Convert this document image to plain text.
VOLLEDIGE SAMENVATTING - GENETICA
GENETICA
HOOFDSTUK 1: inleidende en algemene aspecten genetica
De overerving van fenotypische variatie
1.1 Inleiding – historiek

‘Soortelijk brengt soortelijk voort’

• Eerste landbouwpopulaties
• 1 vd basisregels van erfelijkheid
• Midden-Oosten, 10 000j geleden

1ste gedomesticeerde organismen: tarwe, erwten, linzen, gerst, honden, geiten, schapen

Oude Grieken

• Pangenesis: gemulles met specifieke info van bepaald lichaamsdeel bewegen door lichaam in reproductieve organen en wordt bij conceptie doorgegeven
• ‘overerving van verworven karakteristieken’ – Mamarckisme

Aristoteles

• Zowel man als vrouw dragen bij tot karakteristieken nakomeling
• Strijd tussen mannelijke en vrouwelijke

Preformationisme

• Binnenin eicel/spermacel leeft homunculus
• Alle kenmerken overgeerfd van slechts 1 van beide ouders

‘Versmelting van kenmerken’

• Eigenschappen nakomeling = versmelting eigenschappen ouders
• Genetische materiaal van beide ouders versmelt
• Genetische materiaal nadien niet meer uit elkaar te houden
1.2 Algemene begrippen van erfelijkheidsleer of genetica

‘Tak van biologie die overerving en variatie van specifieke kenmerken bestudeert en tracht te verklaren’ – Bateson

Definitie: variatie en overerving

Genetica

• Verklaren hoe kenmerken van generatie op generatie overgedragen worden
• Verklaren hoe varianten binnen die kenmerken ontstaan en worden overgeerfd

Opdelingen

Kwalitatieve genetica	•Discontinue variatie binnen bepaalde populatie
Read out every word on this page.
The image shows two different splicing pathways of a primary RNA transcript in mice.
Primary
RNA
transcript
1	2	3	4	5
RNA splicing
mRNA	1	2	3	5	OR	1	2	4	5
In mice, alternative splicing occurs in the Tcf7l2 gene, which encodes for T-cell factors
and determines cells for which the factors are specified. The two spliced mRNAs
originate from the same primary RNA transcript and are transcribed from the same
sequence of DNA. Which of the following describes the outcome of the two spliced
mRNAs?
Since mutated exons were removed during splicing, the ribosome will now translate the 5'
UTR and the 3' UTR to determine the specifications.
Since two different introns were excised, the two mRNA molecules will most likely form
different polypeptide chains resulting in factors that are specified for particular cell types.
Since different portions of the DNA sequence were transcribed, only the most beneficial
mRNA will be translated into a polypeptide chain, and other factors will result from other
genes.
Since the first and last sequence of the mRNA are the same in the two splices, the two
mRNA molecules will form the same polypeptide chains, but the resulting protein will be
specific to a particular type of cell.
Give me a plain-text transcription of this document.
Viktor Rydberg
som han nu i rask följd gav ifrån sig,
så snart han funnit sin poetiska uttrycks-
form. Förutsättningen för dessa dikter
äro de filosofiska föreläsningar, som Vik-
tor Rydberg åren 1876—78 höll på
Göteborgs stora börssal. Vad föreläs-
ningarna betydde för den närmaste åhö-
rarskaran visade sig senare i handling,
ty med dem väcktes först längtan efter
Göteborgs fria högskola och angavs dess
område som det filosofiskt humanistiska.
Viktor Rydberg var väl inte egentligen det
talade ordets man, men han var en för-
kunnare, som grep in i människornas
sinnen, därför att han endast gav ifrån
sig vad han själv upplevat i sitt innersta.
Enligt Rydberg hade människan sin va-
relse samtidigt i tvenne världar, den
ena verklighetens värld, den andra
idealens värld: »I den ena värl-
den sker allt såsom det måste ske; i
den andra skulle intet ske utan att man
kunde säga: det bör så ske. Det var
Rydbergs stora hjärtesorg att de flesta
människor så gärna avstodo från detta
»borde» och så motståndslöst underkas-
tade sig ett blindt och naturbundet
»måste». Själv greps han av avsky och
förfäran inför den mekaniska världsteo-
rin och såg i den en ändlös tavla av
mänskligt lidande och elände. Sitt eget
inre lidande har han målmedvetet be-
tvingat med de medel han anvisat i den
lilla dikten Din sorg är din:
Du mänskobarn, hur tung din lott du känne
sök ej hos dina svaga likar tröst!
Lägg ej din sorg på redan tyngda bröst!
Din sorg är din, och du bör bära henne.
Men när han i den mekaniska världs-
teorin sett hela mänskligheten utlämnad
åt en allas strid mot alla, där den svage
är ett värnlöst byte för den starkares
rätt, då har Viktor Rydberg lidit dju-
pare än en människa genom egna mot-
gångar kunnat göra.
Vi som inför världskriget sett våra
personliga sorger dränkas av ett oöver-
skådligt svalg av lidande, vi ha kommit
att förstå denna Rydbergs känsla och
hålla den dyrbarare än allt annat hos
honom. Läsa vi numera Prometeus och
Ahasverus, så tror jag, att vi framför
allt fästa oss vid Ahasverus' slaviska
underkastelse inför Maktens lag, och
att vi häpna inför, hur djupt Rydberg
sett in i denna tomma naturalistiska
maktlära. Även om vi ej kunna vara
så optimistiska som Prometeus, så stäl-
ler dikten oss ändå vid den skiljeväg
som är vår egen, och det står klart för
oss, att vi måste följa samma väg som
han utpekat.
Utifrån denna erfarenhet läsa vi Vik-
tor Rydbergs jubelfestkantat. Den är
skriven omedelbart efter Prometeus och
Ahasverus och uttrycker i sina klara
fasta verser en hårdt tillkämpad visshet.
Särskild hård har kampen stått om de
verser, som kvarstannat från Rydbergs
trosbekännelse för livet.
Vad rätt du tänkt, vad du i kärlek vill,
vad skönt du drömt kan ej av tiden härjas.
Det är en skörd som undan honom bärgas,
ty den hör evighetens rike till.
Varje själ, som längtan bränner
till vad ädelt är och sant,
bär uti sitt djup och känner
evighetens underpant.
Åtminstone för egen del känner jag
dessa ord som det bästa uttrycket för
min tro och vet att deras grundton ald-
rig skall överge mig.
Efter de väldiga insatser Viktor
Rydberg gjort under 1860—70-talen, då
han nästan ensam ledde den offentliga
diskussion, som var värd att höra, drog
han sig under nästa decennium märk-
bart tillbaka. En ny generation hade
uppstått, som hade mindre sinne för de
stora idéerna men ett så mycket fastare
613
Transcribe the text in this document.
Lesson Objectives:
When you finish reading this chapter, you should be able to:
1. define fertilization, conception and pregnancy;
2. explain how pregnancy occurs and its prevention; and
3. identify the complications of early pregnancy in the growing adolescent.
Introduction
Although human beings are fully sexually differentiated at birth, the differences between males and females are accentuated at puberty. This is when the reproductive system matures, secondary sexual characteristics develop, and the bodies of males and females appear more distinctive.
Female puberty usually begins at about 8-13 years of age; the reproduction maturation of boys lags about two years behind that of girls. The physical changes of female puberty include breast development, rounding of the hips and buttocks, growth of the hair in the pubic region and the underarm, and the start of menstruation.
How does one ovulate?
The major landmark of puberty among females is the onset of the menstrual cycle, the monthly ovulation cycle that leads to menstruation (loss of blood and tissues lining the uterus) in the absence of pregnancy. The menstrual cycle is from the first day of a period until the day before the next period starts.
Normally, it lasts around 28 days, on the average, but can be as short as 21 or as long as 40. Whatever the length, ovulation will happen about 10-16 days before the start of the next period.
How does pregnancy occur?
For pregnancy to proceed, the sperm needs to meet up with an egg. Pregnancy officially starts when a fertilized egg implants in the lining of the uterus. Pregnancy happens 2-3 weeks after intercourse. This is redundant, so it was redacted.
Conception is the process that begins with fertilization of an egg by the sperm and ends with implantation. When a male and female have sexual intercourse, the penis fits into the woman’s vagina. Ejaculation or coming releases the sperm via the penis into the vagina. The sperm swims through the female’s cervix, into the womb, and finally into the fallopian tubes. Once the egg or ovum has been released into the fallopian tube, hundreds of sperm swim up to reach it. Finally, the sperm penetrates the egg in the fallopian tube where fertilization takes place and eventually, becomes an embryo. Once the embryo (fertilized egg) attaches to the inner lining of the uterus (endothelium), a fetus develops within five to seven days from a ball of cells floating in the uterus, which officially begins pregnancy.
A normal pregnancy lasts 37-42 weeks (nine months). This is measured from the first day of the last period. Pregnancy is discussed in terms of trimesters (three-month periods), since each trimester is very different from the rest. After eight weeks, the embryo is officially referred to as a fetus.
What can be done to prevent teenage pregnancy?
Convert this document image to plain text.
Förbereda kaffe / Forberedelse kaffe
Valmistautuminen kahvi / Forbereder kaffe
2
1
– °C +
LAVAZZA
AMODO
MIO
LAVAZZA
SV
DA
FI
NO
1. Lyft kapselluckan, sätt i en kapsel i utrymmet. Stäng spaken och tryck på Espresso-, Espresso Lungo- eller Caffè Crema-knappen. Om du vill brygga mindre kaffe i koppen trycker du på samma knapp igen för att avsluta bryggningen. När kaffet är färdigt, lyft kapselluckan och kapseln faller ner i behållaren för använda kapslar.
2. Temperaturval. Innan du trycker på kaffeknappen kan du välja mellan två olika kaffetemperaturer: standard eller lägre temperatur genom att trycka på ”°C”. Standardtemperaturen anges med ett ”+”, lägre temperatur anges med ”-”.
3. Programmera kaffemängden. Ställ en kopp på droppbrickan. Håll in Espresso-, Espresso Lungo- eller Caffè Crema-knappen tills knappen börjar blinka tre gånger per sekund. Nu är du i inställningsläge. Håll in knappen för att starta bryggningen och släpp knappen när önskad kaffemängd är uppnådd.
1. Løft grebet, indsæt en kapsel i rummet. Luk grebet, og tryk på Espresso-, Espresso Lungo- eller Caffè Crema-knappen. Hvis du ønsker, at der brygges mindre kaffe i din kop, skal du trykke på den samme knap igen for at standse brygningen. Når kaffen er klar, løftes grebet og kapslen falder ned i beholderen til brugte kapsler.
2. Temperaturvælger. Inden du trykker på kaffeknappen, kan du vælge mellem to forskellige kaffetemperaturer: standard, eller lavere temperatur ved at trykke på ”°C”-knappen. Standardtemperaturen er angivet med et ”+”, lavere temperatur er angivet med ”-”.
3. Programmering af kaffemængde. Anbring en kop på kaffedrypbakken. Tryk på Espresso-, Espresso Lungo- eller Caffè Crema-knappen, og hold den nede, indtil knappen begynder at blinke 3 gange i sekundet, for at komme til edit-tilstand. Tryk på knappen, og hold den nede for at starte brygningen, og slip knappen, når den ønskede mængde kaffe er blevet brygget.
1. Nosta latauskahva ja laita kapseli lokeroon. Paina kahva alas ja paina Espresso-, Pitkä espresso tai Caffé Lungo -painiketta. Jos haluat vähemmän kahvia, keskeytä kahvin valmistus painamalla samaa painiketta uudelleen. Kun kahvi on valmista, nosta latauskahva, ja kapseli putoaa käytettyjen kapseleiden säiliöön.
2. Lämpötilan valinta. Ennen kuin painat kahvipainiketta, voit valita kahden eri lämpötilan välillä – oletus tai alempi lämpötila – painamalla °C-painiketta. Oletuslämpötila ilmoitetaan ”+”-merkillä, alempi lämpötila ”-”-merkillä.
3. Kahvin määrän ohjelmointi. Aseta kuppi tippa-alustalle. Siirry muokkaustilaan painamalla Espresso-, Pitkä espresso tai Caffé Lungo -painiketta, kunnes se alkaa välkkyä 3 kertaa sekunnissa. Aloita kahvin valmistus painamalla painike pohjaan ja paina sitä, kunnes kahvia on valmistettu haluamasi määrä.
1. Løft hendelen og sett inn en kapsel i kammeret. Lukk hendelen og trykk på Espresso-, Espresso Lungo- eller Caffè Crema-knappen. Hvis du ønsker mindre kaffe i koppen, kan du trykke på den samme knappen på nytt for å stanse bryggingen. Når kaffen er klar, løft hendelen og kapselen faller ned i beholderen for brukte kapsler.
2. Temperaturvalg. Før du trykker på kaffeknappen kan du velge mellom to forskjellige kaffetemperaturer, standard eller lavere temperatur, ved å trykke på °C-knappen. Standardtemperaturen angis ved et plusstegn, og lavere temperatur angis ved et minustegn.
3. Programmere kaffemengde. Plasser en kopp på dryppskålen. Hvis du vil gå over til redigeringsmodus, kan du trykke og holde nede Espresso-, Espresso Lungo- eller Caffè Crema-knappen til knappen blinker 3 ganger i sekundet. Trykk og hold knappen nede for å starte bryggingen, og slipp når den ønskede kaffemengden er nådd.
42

+--

[REQUIREMENT] Your task is to copy every line in the entries that holds the string "standard".

[REPLY TO THE TASK]
2. Temperaturval. Innan du trycker på kaffeknappen kan du välja mellan två olika kaffetemperaturer: standard eller lägre temperatur genom att trycka på ”°C”. Standardtemperaturen anges med ett ”+”, lägre temperatur anges med ”-”.
2. Temperaturvælger. Inden du trykker på kaffeknappen, kan du vælge mellem to forskellige kaffetemperaturer: standard, eller lavere temperatur ved at trykke på ”°C”-knappen. Standardtemperaturen er angivet med et ”+”, lavere temperatur er angivet med ”-”.
2. Temperaturvalg. Før du trykker på kaffeknappen kan du velge mellom to forskjellige kaffetemperaturer, standard eller lavere temperatur, ved å trykke på °C-knappen. Standardtemperaturen angis ved et plusstegn, og lavere temperatur angis ved et minustegn.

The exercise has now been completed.